*** RECORDS FOR PROCESSING ***

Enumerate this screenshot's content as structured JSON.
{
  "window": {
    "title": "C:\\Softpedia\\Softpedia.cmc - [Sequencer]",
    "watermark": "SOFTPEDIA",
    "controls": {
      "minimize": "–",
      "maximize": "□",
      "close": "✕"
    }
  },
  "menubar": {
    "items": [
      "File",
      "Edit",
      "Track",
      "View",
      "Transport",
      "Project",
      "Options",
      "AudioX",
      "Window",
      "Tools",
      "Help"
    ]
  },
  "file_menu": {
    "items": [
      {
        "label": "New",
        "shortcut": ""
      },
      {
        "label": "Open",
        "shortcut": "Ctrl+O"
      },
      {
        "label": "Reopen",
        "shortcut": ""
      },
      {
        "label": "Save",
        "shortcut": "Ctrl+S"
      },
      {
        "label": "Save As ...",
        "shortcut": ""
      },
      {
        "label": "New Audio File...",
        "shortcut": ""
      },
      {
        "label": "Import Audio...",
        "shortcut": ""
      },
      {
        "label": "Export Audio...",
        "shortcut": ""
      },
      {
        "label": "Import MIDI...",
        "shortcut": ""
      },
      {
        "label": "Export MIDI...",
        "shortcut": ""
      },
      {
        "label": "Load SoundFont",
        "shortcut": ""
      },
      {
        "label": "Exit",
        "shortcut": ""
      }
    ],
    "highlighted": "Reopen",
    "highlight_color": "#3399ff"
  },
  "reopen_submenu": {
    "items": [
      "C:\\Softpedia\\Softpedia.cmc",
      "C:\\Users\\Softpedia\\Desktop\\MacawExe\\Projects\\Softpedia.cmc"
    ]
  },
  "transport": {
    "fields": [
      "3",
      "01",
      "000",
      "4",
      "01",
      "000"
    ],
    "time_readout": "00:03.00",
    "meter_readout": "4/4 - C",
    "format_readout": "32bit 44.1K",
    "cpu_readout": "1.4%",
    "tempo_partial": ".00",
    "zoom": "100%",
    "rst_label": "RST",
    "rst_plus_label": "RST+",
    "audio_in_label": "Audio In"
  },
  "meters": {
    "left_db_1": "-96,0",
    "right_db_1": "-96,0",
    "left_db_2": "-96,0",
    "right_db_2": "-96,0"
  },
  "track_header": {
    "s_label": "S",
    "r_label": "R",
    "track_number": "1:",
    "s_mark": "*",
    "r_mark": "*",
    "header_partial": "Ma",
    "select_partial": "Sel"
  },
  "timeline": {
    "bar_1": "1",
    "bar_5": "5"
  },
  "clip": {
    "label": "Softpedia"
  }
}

***

§ WRITTEN INSTRUCTION: Restate the records, all of them, precisely as written.

§ FINAL ANSWER:
Enumerate this screenshot's content as structured JSON.
{
  "window": {
    "title": "C:\\Softpedia\\Softpedia.cmc - [Sequencer]",
    "watermark": "SOFTPEDIA",
    "controls": {
      "minimize": "–",
      "maximize": "□",
      "close": "✕"
    }
  },
  "menubar": {
    "items": [
      "File",
      "Edit",
      "Track",
      "View",
      "Transport",
      "Project",
      "Options",
      "AudioX",
      "Window",
      "Tools",
      "Help"
    ]
  },
  "file_menu": {
    "items": [
      {
        "label": "New",
        "shortcut": ""
      },
      {
        "label": "Open",
        "shortcut": "Ctrl+O"
      },
      {
        "label": "Reopen",
        "shortcut": ""
      },
      {
        "label": "Save",
        "shortcut": "Ctrl+S"
      },
      {
        "label": "Save As ...",
        "shortcut": ""
      },
      {
        "label": "New Audio File...",
        "shortcut": ""
      },
      {
        "label": "Import Audio...",
        "shortcut": ""
      },
      {
        "label": "Export Audio...",
        "shortcut": ""
      },
      {
        "label": "Import MIDI...",
        "shortcut": ""
      },
      {
        "label": "Export MIDI...",
        "shortcut": ""
      },
      {
        "label": "Load SoundFont",
        "shortcut": ""
      },
      {
        "label": "Exit",
        "shortcut": ""
      }
    ],
    "highlighted": "Reopen",
    "highlight_color": "#3399ff"
  },
  "reopen_submenu": {
    "items": [
      "C:\\Softpedia\\Softpedia.cmc",
      "C:\\Users\\Softpedia\\Desktop\\MacawExe\\Projects\\Softpedia.cmc"
    ]
  },
  "transport": {
    "fields": [
      "3",
      "01",
      "000",
      "4",
      "01",
      "000"
    ],
    "time_readout": "00:03.00",
    "meter_readout": "4/4 - C",
    "format_readout": "32bit 44.1K",
    "cpu_readout": "1.4%",
    "tempo_partial": ".00",
    "zoom": "100%",
    "rst_label": "RST",
    "rst_plus_label": "RST+",
    "audio_in_label": "Audio In"
  },
  "meters": {
    "left_db_1": "-96,0",
    "right_db_1": "-96,0",
    "left_db_2": "-96,0",
    "right_db_2": "-96,0"
  },
  "track_header": {
    "s_label": "S",
    "r_label": "R",
    "track_number": "1:",
    "s_mark": "*",
    "r_mark": "*",
    "header_partial": "Ma",
    "select_partial": "Sel"
  },
  "timeline": {
    "bar_1": "1",
    "bar_5": "5"
  },
  "clip": {
    "label": "Softpedia"
  }
}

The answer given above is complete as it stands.